> **Görev gereksinimleri**
- a) Verilen alıntıya göre aşağıdaki soruları yanıtlayın:
(i) Türkiye hangi alanlarda yerini güçlendirmenin çabası içinde?
(ii) Dışarıdakiler hangi tarih için bizzat sahaya inme ihtiyacı hissetti?
(iii) Verilen her destek, geçtiğimiz kaç yıla ait bir 'Yeter' sözü olarak anılıyor?
- b) Lütfen verilen alıntıya dayanarak dışarıdakilerin neden her gün bir başka küresel medya kuruluşunu devreye soktuğunu bir ila üç cümleyle açıklayın.

Milletimiz çoktan 'yeter' dedi
Şimdi Türkiye uzay yarışında, kutup rekabetinde, teknoloji tasarlama ve geliştirme mücadelesinde yerini güçlendirmenin çabası içindeyken, aynı kapıdan 6 kişi birden geçme kavgası verenleri gülerek izliyoruz. Bunlardan gençler ne ülkemize, ne milletimize, ne de siz gençlerimize hiçbir hayır gelmeyeceğini çok iyi biliyoruz. Dışarıdakiler bile bunlardan umudu kesmiş olmalı ki, her gün bir başka küresel medya kuruluşunu devreye sokarak 14 Mayıs için bizzat sahaya inme ihtiyacı hissettiler. Güya aleyhimizde yaptıkları yayınlarla gençlerimizin, kadınlarımızın, milletimizin iradelerini yönlendirebileceklerini düşünüyorlar. Halbuki milletimiz bunlara çoktan 'Yeter' dedi. Geçtiğimiz 20 yılda bize verilen her destek, emperyalistlerin ve onların maşalarının yüzlerine haykırılmış bir 'Yeter' sözüdür. Biz de bu tarihi meydan okumayı 14 Mayıs'ta bir kez daha, 'Yeter, söz de, kararda, gelecekte milletindir' diyerek çok daha yüksek bir seda ile tekrarlamak istiyoruz.

> **Verilen satırlar**
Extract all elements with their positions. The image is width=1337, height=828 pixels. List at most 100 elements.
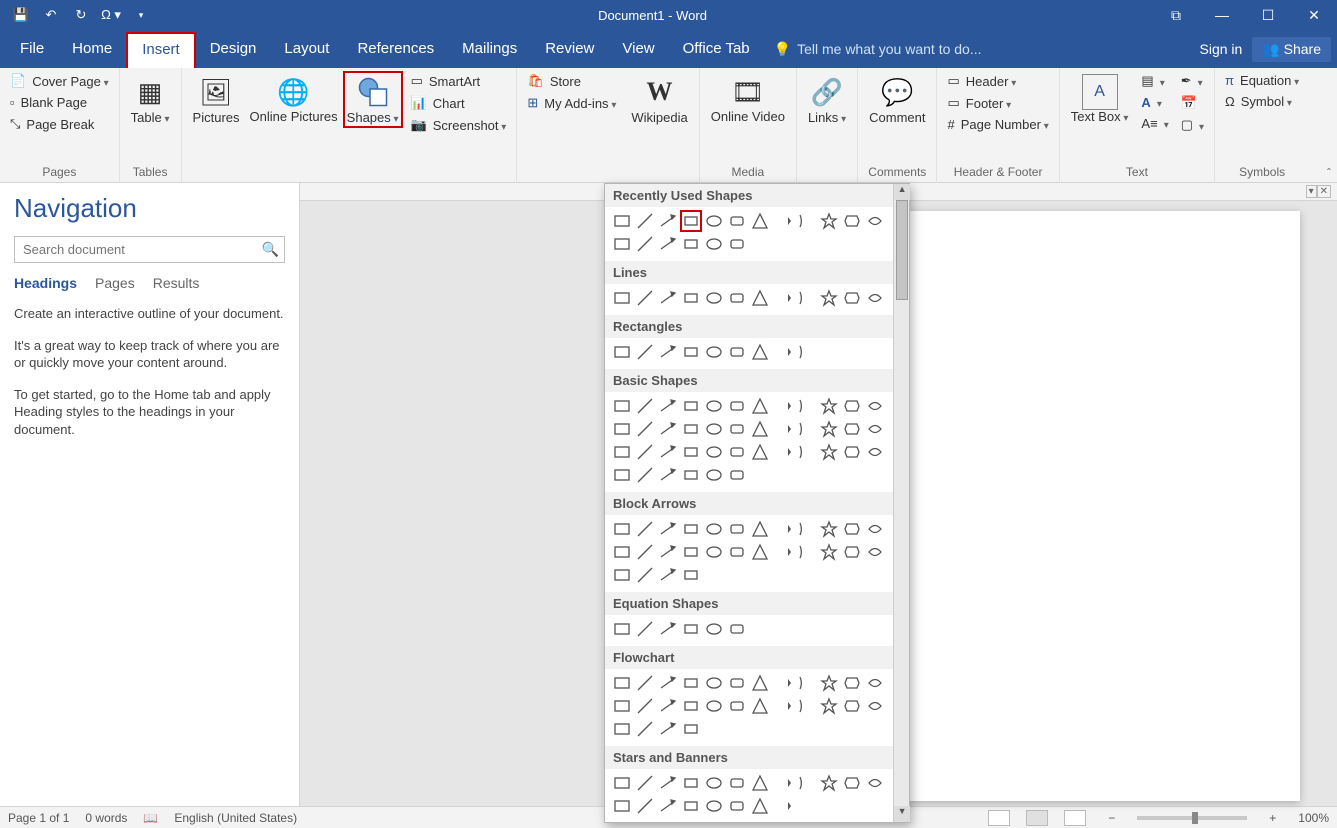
- shape-item[interactable]: [864, 672, 886, 694]
- shape-item[interactable]: [772, 341, 794, 363]
- shape-item[interactable]: [611, 672, 633, 694]
- shape-item[interactable]: [703, 695, 725, 717]
- shape-item[interactable]: [795, 518, 817, 540]
- shape-item[interactable]: [864, 395, 886, 417]
- shapes-scrollbar[interactable]: ▲ ▼: [893, 184, 909, 822]
- status-page[interactable]: Page 1 of 1: [8, 811, 69, 825]
- shape-item[interactable]: [772, 541, 794, 563]
- shape-item[interactable]: [864, 541, 886, 563]
- shape-item[interactable]: [657, 341, 679, 363]
- shape-item[interactable]: [680, 564, 702, 586]
- shape-item[interactable]: [657, 210, 679, 232]
- shape-item[interactable]: [864, 441, 886, 463]
- shape-item[interactable]: [634, 618, 656, 640]
- online-video-button[interactable]: 🎞 Online Video: [706, 71, 790, 127]
- tab-review[interactable]: Review: [531, 30, 608, 68]
- shape-item[interactable]: [864, 695, 886, 717]
- nav-pane-dropdown-icon[interactable]: ▾: [1306, 185, 1317, 198]
- shape-item[interactable]: [772, 772, 794, 794]
- signature-line-button[interactable]: ✒: [1177, 71, 1208, 91]
- zoom-slider[interactable]: [1137, 816, 1247, 820]
- shape-item[interactable]: [680, 418, 702, 440]
- shape-item[interactable]: [726, 541, 748, 563]
- shape-item[interactable]: [864, 287, 886, 309]
- shape-item[interactable]: [657, 441, 679, 463]
- shape-item[interactable]: [864, 418, 886, 440]
- pictures-button[interactable]: 🖼 Pictures: [188, 71, 245, 128]
- shape-item[interactable]: [818, 287, 840, 309]
- status-language[interactable]: English (United States): [174, 811, 297, 825]
- share-button[interactable]: 👥 Share: [1252, 37, 1331, 62]
- shape-item[interactable]: [703, 287, 725, 309]
- shape-item[interactable]: [634, 210, 656, 232]
- shape-item[interactable]: [726, 672, 748, 694]
- shape-item[interactable]: [726, 395, 748, 417]
- shape-item[interactable]: [772, 441, 794, 463]
- nav-pane-close-icon[interactable]: ✕: [1317, 185, 1331, 198]
- shape-item[interactable]: [634, 464, 656, 486]
- smartart-button[interactable]: ▭SmartArt: [407, 71, 511, 91]
- shape-item[interactable]: [749, 795, 771, 817]
- shape-item[interactable]: [611, 772, 633, 794]
- shape-item[interactable]: [680, 341, 702, 363]
- shape-item[interactable]: [749, 541, 771, 563]
- shape-item[interactable]: [818, 672, 840, 694]
- ribbon-display-options-icon[interactable]: ⧉: [1153, 7, 1199, 24]
- shape-item[interactable]: [795, 287, 817, 309]
- page-number-button[interactable]: #Page Number: [943, 115, 1052, 134]
- shape-item[interactable]: [818, 395, 840, 417]
- shape-item[interactable]: [841, 772, 863, 794]
- store-button[interactable]: 🛍Store: [523, 71, 620, 91]
- shape-item[interactable]: [611, 441, 633, 463]
- shape-item[interactable]: [726, 441, 748, 463]
- shape-item[interactable]: [680, 795, 702, 817]
- shape-item[interactable]: [772, 287, 794, 309]
- shape-item[interactable]: [749, 341, 771, 363]
- shape-item[interactable]: [703, 518, 725, 540]
- table-button[interactable]: ▦ Table: [126, 71, 175, 128]
- shape-item[interactable]: [703, 672, 725, 694]
- shape-item[interactable]: [703, 233, 725, 255]
- shape-item[interactable]: [634, 233, 656, 255]
- shape-item[interactable]: [703, 772, 725, 794]
- shape-item[interactable]: [772, 395, 794, 417]
- shape-item[interactable]: [634, 695, 656, 717]
- shape-item[interactable]: [611, 541, 633, 563]
- shape-item[interactable]: [634, 395, 656, 417]
- shape-item[interactable]: [841, 518, 863, 540]
- shape-item[interactable]: [772, 210, 794, 232]
- tell-me-search[interactable]: 💡 Tell me what you want to do...: [764, 41, 982, 58]
- screenshot-button[interactable]: 📷Screenshot: [407, 115, 511, 135]
- object-button[interactable]: ▢: [1177, 115, 1208, 135]
- tab-layout[interactable]: Layout: [270, 30, 343, 68]
- shape-item[interactable]: [634, 772, 656, 794]
- date-time-button[interactable]: 📅: [1177, 93, 1208, 113]
- shape-item[interactable]: [703, 618, 725, 640]
- shape-item[interactable]: [795, 541, 817, 563]
- shape-item[interactable]: [749, 210, 771, 232]
- nav-tab-pages[interactable]: Pages: [95, 275, 135, 291]
- shape-item[interactable]: [611, 795, 633, 817]
- shape-item[interactable]: [772, 418, 794, 440]
- close-icon[interactable]: ✕: [1291, 7, 1337, 24]
- cover-page-button[interactable]: 📄Cover Page: [6, 71, 113, 91]
- shape-item[interactable]: [795, 210, 817, 232]
- shape-item[interactable]: [611, 564, 633, 586]
- shape-item[interactable]: [680, 233, 702, 255]
- shape-item[interactable]: [703, 441, 725, 463]
- nav-tab-results[interactable]: Results: [153, 275, 200, 291]
- scroll-thumb[interactable]: [896, 200, 908, 300]
- shape-item[interactable]: [749, 772, 771, 794]
- shape-item[interactable]: [795, 341, 817, 363]
- shape-item[interactable]: [726, 518, 748, 540]
- shape-item[interactable]: [841, 672, 863, 694]
- shape-item[interactable]: [726, 618, 748, 640]
- shape-item[interactable]: [611, 464, 633, 486]
- shape-item[interactable]: [634, 518, 656, 540]
- shape-item[interactable]: [795, 441, 817, 463]
- view-web-layout-icon[interactable]: [1064, 810, 1086, 826]
- tab-design[interactable]: Design: [196, 30, 271, 68]
- shape-item[interactable]: [611, 618, 633, 640]
- shape-item[interactable]: [611, 695, 633, 717]
- tab-mailings[interactable]: Mailings: [448, 30, 531, 68]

> **Sıralı yanıtlar**
- a)
(i) Uzay yarışında, kutup rekabetinde, teknoloji tasarlama ve geliştirme mücadelesinde.
(ii) 14 Mayıs.
(iii) 20 yıl.

- b) Alıntıya göre dışarıdakiler bile aynı kapıdan geçme kavgası verenlerden umudu kesmiş olmalı. Bu yüzden her gün bir başka küresel medya kuruluşunu devreye sokarak 14 Mayıs için bizzat sahaya inme ihtiyacı hissettiler.